» Written request: Search the records that follow and extract every line containing the string "充电时间".
** start of Dataset entries **
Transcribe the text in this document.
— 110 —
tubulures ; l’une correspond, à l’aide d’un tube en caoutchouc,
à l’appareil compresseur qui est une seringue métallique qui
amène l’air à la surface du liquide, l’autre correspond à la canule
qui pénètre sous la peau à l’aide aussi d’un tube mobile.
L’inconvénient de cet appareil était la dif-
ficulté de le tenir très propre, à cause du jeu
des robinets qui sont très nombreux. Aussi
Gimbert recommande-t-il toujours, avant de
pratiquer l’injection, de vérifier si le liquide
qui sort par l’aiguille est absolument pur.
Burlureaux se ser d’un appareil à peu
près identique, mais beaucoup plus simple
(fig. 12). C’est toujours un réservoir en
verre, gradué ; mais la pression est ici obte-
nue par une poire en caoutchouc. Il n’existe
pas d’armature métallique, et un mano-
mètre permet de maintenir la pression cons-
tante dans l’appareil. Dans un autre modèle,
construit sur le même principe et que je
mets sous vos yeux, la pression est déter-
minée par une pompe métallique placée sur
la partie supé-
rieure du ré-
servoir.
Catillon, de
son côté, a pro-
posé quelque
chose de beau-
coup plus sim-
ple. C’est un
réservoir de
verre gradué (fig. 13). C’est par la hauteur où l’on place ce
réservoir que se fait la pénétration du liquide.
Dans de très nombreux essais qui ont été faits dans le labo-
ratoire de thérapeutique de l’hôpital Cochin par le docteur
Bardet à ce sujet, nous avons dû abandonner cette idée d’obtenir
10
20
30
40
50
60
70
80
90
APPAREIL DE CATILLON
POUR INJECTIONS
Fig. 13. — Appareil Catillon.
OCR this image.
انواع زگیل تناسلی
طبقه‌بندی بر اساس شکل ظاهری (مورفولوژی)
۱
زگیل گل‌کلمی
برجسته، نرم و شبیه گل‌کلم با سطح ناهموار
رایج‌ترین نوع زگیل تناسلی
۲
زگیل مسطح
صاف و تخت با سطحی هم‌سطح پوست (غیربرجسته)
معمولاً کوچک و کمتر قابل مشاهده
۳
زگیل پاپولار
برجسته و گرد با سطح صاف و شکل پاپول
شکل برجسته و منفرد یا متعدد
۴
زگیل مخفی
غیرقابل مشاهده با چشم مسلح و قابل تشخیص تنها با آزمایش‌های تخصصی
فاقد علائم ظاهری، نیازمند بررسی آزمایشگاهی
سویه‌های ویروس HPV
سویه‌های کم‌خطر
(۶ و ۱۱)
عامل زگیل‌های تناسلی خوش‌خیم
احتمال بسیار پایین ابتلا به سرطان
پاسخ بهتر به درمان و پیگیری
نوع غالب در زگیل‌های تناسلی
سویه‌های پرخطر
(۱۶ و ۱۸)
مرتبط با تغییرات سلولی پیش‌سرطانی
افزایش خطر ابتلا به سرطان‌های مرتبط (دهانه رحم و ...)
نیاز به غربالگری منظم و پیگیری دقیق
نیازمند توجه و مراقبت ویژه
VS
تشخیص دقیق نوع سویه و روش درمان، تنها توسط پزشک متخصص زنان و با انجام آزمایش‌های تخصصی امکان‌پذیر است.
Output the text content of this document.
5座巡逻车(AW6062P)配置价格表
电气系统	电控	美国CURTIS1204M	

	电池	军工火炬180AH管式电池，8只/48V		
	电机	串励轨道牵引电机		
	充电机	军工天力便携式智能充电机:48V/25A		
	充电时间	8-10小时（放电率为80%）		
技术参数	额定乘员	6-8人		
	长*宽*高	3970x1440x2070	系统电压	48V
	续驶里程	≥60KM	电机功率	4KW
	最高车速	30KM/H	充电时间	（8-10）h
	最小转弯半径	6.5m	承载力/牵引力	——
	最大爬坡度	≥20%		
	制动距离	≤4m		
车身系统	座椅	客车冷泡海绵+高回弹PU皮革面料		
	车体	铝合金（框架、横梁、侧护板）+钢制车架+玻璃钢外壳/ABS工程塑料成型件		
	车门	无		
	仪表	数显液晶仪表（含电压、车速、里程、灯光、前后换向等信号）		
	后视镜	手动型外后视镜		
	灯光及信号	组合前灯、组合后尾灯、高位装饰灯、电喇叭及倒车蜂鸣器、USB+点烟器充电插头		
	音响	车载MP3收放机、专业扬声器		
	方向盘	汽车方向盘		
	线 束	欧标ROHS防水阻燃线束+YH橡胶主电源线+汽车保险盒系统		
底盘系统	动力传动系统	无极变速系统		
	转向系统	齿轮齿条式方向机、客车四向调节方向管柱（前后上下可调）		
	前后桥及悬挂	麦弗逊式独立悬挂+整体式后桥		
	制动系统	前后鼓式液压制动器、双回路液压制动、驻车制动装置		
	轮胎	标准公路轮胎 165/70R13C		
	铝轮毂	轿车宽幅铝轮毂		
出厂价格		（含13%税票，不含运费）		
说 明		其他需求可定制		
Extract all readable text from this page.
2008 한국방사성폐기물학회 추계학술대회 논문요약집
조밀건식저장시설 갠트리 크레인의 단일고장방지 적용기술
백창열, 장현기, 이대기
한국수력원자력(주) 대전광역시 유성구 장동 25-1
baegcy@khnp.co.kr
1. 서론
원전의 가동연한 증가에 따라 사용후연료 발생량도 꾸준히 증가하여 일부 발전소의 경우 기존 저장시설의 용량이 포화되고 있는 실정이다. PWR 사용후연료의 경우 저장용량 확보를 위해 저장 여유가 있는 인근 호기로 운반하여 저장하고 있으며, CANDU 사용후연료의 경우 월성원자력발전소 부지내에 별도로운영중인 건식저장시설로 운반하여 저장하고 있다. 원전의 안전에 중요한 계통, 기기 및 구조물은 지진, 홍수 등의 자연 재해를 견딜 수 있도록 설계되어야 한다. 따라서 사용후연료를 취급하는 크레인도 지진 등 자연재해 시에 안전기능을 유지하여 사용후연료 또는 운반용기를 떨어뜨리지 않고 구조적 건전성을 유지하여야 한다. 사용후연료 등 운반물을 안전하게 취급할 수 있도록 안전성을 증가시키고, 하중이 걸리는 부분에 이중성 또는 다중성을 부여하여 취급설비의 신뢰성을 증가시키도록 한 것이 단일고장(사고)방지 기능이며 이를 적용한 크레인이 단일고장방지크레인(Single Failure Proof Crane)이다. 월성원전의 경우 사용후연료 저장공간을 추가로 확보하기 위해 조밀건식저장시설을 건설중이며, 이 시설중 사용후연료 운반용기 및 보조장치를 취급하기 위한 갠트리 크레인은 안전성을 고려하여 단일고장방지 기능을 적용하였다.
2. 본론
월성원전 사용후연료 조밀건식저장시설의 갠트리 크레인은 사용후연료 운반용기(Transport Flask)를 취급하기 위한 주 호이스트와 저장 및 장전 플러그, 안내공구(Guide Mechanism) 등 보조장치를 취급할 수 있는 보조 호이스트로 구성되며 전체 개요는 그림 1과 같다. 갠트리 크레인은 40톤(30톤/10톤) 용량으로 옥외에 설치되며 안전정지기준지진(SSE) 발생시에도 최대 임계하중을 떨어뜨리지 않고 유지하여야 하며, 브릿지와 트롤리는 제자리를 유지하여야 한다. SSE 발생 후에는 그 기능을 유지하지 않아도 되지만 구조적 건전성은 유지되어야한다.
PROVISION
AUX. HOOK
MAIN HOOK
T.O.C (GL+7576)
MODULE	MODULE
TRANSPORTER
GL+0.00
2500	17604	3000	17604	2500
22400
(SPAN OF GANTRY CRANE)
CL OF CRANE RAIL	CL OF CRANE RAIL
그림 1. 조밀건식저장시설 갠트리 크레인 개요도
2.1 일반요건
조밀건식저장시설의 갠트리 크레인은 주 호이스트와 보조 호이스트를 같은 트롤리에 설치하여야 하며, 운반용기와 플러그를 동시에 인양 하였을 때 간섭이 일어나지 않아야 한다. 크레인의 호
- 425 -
** end of Dataset entries **
» Answer to the exercise:
	充电时间	8-10小时（放电率为80%）		
	最高车速	30KM/H	充电时间	（8-10）h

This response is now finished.